• **Task description**: Count lines holding the string "东莞证券研究所" in the data that follows. Reply with one number only.
--- Data for this exercise ---
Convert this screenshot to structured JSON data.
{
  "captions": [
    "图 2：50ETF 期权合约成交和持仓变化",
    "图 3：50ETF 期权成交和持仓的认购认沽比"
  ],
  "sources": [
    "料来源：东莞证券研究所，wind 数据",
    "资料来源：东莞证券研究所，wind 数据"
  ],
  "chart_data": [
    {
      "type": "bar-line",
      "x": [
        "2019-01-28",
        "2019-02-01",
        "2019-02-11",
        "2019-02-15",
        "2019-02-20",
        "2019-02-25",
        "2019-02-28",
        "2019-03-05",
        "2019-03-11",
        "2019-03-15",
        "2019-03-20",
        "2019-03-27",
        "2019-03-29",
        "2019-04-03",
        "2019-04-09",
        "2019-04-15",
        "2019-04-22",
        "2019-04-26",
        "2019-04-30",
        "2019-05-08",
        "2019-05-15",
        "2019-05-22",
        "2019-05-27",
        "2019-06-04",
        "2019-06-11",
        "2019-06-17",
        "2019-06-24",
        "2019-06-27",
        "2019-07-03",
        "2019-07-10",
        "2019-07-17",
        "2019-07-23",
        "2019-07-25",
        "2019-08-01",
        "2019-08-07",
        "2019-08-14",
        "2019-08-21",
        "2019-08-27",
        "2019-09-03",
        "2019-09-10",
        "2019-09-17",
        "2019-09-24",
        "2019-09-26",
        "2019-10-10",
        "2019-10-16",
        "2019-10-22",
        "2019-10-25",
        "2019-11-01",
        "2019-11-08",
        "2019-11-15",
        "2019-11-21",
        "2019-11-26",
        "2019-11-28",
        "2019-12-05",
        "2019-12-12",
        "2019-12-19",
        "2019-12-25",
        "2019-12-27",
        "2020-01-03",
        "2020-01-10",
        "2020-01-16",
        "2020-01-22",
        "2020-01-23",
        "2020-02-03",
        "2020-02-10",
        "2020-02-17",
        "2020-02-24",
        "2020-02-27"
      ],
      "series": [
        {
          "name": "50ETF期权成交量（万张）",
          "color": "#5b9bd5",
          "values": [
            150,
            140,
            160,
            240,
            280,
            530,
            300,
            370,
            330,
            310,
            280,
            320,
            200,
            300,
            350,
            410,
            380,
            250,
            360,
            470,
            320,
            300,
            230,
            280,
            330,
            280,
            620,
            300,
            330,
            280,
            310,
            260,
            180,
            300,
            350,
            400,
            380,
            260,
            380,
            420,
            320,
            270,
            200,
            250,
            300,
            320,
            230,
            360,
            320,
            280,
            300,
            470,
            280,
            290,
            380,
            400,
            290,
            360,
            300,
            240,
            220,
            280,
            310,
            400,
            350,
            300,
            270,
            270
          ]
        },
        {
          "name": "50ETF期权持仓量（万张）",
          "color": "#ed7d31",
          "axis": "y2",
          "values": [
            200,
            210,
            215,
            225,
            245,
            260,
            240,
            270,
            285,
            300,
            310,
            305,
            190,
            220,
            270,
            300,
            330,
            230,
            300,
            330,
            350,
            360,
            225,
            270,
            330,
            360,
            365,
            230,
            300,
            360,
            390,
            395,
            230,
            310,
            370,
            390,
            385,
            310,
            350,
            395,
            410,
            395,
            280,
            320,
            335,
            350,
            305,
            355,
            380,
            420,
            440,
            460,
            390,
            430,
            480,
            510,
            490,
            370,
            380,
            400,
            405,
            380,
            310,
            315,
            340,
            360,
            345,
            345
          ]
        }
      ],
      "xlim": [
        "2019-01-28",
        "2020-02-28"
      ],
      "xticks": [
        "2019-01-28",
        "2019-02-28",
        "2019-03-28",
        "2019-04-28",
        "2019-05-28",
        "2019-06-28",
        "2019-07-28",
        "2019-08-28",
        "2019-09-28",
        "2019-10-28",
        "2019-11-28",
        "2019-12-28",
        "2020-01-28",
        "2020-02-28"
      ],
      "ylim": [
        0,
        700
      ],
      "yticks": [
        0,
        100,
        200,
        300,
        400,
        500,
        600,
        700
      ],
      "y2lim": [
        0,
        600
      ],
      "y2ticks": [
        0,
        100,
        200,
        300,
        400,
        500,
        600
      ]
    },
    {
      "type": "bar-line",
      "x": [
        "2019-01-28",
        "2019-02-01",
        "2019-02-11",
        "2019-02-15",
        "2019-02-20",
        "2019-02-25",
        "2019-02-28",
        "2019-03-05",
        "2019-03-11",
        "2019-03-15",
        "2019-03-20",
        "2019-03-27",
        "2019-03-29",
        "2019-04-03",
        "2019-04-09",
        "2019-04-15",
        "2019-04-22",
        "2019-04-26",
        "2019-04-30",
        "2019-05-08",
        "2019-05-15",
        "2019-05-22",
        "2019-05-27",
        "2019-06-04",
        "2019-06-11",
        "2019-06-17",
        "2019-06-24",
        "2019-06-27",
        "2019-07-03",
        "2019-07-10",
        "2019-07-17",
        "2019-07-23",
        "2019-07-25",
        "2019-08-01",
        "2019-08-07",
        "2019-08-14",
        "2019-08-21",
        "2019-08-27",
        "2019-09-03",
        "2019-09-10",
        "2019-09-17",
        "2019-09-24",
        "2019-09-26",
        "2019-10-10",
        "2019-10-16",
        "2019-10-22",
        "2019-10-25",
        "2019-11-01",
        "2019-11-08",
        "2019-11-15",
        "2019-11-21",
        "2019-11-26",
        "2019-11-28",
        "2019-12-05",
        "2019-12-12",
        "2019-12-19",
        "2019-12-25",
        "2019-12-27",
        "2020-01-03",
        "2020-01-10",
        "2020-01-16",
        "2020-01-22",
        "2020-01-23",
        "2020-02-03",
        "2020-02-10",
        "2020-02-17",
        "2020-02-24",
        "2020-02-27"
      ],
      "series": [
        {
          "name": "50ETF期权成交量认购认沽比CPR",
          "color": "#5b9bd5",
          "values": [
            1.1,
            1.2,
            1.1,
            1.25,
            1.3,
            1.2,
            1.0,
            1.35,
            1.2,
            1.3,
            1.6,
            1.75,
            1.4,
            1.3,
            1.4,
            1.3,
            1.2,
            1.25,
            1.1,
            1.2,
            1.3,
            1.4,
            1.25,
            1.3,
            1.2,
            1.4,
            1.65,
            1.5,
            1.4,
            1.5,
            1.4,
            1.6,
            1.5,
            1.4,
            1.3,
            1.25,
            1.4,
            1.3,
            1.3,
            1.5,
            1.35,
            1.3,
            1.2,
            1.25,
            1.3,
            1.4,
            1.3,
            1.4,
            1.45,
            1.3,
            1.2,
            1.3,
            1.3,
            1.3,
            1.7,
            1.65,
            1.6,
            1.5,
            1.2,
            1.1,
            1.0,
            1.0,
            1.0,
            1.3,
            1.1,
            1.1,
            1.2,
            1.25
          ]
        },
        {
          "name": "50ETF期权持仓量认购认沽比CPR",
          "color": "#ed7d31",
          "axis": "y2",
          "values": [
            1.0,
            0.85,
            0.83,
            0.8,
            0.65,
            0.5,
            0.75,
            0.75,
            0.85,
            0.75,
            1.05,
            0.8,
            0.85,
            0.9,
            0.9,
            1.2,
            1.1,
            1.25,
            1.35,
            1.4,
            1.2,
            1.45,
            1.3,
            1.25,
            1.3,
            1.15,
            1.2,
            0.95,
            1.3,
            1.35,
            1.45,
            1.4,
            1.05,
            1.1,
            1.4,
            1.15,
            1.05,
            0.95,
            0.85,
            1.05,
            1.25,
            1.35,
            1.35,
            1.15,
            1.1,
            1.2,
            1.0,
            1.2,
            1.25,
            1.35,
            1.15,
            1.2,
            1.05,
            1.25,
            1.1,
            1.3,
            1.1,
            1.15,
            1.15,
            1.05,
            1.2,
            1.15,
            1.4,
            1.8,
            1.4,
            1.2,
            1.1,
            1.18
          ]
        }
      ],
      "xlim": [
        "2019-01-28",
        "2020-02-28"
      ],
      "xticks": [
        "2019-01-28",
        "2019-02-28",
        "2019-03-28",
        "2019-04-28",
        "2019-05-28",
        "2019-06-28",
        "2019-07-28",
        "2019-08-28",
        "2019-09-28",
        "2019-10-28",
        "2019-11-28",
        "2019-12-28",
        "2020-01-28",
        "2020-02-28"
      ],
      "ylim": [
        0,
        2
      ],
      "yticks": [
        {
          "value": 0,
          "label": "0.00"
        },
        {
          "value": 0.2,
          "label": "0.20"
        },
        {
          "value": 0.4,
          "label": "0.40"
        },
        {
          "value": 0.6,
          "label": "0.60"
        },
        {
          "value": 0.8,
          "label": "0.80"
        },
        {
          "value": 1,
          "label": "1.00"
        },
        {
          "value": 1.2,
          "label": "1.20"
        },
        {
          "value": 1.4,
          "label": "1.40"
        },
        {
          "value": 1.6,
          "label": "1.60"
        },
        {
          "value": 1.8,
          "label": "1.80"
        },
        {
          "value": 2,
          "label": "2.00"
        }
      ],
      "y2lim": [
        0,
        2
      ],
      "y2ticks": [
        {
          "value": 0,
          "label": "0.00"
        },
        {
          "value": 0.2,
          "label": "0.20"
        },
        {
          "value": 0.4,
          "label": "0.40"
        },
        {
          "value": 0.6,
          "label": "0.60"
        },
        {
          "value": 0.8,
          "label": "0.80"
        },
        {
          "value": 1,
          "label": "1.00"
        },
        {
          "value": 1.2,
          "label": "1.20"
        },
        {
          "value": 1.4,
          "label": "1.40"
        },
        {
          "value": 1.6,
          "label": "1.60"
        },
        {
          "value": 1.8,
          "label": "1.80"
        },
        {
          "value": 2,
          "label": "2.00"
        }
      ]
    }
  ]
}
---
• **Answer to the problem**: 2